Data to process:
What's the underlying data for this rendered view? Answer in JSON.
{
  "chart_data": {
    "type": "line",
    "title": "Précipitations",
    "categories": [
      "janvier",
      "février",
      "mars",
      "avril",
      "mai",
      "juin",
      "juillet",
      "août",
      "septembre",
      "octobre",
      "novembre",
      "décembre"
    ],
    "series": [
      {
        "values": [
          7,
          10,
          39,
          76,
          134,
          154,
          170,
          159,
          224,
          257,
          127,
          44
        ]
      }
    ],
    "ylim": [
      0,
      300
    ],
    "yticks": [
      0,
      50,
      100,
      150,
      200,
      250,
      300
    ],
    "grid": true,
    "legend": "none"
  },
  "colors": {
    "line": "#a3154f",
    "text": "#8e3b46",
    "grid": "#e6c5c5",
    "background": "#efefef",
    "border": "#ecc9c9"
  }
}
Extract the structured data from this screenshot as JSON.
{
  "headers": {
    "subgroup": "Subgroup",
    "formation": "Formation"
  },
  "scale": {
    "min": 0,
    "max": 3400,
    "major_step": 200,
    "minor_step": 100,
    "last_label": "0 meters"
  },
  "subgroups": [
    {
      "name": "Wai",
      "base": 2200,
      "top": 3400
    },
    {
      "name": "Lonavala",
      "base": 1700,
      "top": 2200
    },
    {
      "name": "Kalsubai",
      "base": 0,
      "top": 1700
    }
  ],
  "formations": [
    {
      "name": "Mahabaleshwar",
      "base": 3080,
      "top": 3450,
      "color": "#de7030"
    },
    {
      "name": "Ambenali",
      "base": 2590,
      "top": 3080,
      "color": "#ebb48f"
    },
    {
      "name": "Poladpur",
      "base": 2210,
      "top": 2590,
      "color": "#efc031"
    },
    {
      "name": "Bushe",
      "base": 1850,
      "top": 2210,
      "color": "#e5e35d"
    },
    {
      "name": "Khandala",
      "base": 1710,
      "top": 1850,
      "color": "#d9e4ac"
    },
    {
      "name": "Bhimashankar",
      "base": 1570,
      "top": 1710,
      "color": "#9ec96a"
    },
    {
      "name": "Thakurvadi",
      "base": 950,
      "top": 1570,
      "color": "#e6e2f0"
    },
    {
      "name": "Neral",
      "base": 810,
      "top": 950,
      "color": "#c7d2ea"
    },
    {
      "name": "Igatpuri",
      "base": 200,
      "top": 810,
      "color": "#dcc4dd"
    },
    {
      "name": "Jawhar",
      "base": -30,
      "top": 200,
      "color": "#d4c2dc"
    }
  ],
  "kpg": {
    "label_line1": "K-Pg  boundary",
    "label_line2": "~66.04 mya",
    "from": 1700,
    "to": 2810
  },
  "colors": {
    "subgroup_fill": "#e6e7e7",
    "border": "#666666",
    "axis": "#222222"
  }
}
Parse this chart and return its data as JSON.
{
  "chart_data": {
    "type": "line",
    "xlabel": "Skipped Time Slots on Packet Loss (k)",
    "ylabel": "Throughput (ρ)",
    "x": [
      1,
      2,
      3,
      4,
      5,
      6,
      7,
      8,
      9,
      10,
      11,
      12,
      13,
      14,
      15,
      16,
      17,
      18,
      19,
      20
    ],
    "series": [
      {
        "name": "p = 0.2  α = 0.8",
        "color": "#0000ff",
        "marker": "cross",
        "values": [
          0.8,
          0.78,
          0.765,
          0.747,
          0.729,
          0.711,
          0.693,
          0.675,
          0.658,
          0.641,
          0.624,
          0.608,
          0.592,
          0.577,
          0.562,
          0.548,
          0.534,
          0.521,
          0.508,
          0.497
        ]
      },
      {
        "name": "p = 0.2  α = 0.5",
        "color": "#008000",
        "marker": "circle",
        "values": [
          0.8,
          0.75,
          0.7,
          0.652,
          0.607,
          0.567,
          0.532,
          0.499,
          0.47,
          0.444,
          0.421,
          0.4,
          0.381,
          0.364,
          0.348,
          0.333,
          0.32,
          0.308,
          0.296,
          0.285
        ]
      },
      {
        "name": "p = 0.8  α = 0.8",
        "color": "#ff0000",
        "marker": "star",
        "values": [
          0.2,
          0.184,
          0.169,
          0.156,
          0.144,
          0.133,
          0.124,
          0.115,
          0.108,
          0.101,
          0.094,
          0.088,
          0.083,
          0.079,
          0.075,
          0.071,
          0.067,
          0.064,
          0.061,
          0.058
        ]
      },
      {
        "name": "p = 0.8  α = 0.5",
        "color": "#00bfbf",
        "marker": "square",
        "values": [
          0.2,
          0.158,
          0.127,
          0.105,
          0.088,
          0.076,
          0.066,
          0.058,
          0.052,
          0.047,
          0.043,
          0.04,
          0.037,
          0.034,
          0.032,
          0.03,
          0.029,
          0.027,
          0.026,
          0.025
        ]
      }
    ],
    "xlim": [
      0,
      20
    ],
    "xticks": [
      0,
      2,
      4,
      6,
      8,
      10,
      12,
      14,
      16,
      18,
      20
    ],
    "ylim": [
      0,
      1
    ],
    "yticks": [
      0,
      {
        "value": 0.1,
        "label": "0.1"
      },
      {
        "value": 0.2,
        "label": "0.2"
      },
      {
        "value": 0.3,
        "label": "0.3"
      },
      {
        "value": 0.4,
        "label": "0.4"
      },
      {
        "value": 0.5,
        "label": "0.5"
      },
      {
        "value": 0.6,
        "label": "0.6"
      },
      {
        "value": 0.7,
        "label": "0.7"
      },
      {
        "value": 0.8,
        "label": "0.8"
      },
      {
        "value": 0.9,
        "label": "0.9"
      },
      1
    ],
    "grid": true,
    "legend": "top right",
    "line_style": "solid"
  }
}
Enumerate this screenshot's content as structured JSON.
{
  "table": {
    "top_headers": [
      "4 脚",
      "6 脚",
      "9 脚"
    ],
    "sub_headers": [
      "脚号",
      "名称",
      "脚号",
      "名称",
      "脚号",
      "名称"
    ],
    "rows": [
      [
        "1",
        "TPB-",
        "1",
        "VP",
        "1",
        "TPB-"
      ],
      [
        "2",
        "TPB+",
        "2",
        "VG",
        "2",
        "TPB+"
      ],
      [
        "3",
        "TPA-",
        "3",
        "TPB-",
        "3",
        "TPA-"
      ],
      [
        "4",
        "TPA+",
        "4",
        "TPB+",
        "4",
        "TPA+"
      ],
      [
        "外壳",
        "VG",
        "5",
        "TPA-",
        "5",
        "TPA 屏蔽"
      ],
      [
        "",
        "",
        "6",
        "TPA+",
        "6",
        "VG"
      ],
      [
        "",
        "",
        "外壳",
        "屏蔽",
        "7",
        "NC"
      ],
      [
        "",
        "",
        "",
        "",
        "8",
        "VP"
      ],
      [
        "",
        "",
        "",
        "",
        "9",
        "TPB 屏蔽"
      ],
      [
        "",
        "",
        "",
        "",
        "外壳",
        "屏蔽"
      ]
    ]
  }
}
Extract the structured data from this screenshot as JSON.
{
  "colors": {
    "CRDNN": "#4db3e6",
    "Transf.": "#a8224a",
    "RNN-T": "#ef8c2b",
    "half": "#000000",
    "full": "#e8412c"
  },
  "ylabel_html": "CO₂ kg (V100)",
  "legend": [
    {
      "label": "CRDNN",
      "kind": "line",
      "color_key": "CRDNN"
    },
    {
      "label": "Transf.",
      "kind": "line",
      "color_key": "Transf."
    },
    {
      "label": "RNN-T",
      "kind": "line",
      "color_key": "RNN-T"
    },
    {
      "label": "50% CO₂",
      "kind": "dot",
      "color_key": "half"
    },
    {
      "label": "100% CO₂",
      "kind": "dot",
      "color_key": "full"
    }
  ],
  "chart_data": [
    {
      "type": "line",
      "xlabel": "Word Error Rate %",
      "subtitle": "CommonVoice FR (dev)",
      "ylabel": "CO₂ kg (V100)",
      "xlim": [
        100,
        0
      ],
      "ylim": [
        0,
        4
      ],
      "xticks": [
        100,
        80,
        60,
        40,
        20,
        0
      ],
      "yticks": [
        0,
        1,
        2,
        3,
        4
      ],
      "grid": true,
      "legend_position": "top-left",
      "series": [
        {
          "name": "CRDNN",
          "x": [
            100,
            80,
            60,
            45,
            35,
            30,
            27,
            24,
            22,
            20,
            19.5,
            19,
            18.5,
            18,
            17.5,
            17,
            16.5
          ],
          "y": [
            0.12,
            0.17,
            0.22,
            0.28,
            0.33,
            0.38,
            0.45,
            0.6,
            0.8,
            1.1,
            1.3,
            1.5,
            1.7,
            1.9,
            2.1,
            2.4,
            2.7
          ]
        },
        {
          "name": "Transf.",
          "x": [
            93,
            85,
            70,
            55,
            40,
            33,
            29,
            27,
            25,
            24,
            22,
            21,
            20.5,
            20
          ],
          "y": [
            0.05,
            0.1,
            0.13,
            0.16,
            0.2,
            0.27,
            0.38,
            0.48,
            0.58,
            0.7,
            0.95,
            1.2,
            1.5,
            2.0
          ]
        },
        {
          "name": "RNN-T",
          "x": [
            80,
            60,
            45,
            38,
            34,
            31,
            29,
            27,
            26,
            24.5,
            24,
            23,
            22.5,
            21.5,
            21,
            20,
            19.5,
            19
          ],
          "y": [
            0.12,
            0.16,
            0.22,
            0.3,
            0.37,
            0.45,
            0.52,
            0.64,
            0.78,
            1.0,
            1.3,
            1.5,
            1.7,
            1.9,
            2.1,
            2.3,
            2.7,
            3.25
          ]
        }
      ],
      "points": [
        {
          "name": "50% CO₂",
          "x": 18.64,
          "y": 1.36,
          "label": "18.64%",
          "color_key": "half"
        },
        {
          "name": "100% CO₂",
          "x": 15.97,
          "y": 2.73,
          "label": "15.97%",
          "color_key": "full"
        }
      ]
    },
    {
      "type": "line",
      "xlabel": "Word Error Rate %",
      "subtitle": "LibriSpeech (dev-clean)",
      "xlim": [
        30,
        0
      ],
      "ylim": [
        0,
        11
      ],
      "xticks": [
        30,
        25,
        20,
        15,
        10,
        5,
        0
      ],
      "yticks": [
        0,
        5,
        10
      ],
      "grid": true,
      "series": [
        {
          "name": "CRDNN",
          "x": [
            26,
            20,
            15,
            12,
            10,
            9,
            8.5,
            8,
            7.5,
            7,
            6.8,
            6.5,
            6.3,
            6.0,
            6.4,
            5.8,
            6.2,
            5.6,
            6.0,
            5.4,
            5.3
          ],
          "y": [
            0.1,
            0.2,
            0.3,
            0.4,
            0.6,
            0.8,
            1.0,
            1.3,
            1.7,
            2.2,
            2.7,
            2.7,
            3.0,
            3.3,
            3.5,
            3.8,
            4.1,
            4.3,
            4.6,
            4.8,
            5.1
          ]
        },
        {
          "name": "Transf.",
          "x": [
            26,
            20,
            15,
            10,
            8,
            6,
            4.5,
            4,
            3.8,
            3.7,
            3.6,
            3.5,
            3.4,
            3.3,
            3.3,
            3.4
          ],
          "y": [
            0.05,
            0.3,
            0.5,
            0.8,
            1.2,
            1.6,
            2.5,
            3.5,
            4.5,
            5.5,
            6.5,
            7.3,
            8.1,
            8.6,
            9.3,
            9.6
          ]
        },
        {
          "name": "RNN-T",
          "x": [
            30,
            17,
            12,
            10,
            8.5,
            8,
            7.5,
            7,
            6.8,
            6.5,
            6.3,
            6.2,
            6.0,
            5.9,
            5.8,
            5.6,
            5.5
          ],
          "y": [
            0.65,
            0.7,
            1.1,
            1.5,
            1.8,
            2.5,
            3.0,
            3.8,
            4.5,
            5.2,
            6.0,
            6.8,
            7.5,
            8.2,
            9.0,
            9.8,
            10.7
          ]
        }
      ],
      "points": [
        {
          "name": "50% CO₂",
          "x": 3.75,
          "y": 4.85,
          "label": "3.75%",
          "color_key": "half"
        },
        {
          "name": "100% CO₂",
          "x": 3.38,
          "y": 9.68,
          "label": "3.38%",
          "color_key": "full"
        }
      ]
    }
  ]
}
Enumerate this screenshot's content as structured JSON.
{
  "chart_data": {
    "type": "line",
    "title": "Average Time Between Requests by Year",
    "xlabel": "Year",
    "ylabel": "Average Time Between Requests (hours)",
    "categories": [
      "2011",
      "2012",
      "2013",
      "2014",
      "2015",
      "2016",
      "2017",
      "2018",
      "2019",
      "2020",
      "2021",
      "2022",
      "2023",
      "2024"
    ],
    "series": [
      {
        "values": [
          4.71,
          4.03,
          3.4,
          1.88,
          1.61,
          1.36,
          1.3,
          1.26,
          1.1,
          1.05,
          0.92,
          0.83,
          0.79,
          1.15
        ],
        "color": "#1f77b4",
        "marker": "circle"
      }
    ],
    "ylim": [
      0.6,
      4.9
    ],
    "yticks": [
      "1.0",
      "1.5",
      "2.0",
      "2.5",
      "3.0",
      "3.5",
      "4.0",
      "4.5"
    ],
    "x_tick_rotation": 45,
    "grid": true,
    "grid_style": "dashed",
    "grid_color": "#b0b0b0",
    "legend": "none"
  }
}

Exercise brief:
Using the listing above, show each line holding the string "Requests".

Task solution:
    "title": "Average Time Between Requests by Year",
    "ylabel": "Average Time Between Requests (hours)",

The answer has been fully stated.